Copy each line that has the string "Altitude" somewhere in it.

## ROWS:

***

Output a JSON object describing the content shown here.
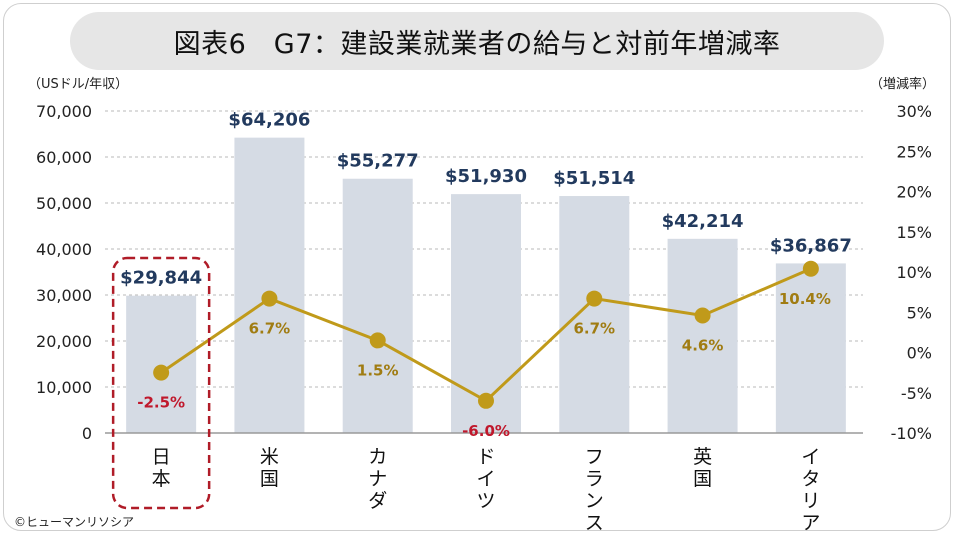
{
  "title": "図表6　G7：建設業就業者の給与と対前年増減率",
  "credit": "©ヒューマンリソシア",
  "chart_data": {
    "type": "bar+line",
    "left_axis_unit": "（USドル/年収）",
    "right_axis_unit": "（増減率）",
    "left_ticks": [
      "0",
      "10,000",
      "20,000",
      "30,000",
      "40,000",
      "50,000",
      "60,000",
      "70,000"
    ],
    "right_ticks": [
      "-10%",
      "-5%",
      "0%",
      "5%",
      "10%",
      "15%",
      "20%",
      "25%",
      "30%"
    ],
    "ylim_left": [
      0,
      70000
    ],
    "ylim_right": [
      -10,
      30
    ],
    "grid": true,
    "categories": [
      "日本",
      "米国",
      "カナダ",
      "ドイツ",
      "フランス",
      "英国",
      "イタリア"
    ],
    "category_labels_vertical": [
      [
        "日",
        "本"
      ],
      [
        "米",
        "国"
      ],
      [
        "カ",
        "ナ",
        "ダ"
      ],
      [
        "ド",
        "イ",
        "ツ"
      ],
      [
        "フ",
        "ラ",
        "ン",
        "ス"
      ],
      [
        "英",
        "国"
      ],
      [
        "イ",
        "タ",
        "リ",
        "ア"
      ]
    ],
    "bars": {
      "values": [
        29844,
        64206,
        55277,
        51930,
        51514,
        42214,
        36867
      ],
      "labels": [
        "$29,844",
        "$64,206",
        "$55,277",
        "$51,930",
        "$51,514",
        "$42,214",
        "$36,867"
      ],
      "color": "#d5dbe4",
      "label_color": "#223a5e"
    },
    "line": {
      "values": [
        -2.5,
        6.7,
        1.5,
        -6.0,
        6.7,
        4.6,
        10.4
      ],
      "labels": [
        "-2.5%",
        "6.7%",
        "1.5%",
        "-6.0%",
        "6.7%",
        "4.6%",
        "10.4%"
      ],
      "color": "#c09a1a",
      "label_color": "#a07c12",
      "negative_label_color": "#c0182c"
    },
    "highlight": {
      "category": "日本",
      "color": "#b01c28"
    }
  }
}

***

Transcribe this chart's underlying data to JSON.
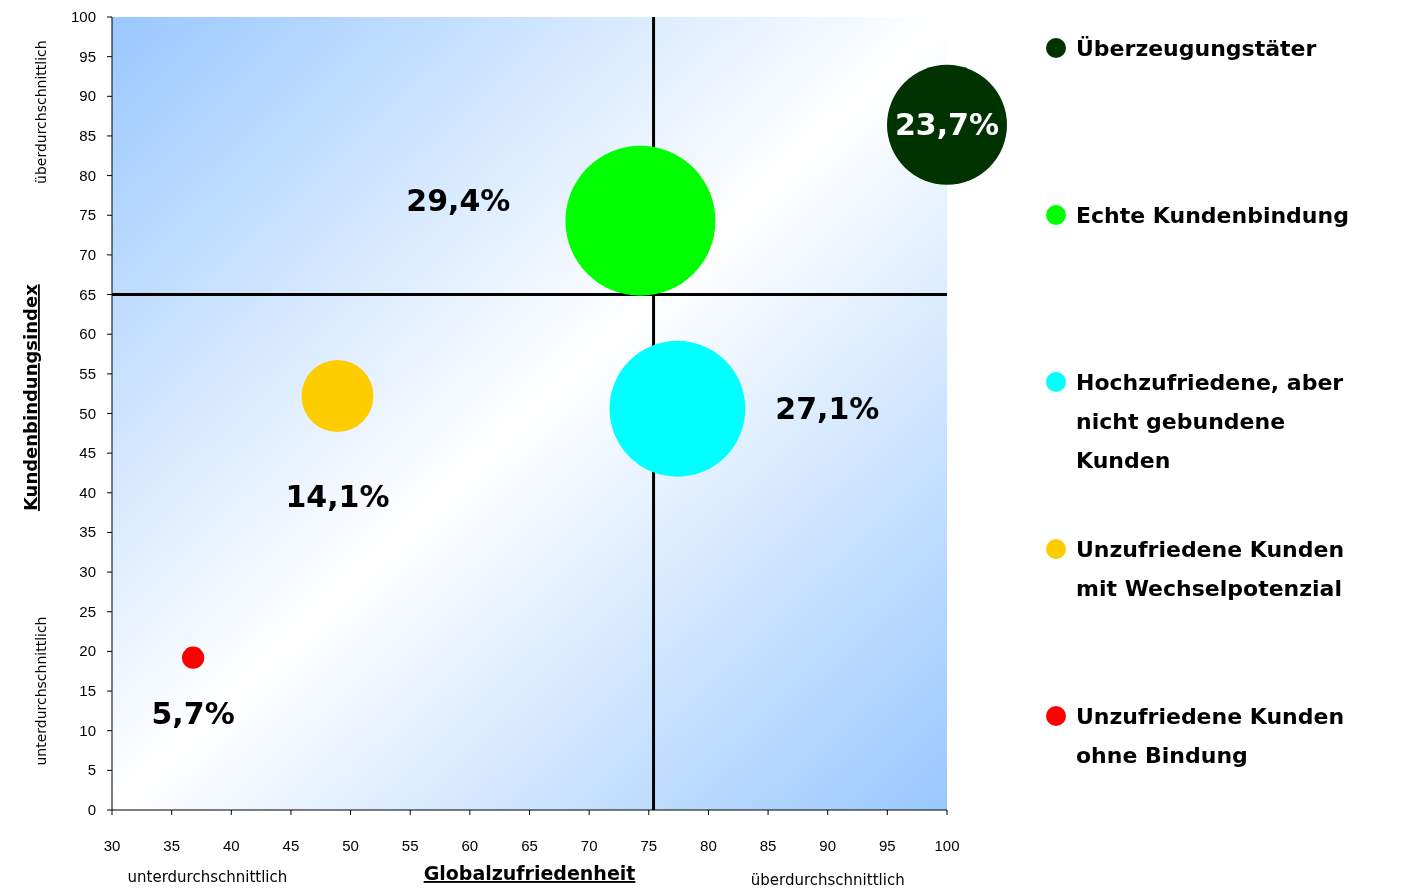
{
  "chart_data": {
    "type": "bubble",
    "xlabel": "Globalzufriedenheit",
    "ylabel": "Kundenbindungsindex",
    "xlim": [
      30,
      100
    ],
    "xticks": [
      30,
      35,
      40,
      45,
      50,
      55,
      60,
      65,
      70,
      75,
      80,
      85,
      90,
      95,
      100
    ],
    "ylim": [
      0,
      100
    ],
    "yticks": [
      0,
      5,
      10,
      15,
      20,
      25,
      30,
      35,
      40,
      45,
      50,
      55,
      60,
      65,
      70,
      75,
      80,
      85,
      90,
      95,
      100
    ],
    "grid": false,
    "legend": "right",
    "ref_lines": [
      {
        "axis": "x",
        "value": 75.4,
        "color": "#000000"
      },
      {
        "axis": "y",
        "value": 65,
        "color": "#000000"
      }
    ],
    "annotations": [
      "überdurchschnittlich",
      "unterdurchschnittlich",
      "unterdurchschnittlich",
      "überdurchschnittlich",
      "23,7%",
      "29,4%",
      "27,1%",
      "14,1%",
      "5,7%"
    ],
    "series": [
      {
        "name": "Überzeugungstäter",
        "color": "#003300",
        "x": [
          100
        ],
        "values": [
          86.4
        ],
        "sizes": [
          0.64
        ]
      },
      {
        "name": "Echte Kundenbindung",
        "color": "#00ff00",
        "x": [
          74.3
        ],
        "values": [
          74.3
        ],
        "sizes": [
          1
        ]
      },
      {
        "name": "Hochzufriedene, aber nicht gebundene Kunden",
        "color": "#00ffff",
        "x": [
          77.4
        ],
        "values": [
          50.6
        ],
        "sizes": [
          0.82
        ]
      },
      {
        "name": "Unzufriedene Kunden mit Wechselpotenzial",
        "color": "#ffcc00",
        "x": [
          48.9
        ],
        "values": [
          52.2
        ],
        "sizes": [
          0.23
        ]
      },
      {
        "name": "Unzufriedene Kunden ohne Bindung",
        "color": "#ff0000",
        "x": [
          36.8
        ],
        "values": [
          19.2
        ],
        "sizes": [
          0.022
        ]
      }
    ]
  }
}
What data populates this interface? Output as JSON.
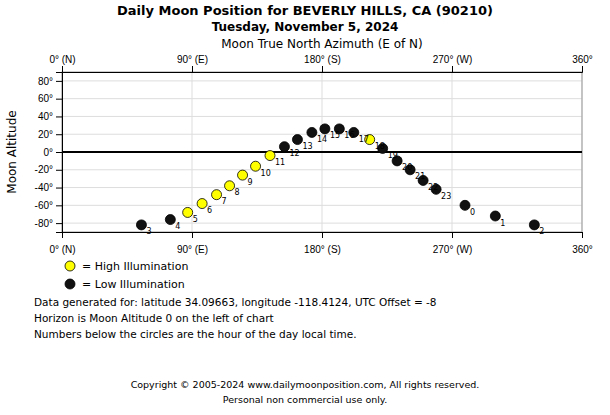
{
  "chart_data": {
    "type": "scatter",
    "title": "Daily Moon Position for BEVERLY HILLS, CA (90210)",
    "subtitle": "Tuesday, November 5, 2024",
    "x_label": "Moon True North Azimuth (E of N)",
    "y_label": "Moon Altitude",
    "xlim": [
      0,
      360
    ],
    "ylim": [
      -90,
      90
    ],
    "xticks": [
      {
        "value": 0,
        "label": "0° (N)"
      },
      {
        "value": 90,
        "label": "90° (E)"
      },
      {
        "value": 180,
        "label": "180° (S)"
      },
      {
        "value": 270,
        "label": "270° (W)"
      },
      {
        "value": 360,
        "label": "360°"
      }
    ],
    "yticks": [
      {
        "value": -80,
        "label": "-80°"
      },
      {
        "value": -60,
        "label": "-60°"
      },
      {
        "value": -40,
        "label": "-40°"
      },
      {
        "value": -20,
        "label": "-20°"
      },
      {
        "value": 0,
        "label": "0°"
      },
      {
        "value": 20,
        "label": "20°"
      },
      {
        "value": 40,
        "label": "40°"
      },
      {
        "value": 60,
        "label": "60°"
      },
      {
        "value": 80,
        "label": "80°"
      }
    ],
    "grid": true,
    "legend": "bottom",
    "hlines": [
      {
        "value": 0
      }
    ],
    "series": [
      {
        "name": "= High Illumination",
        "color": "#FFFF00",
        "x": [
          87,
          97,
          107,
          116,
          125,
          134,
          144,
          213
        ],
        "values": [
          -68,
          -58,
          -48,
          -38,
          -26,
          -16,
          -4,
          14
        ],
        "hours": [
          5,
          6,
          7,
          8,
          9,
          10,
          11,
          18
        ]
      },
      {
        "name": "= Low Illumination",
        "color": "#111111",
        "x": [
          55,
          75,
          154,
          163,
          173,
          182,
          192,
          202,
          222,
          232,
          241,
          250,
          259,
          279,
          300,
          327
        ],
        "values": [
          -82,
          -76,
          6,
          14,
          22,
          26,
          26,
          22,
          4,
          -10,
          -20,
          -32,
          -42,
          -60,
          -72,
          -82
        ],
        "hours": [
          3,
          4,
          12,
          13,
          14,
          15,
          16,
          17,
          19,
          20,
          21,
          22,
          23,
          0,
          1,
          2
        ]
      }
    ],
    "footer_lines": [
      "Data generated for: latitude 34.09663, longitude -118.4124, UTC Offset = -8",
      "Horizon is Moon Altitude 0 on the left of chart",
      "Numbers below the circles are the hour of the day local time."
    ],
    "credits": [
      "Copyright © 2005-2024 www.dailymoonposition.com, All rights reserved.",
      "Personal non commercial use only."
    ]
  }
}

***

## RIGHT ANSWER:
    "y_label": "Moon Altitude",
      "Horizon is Moon Altitude 0 on the left of chart",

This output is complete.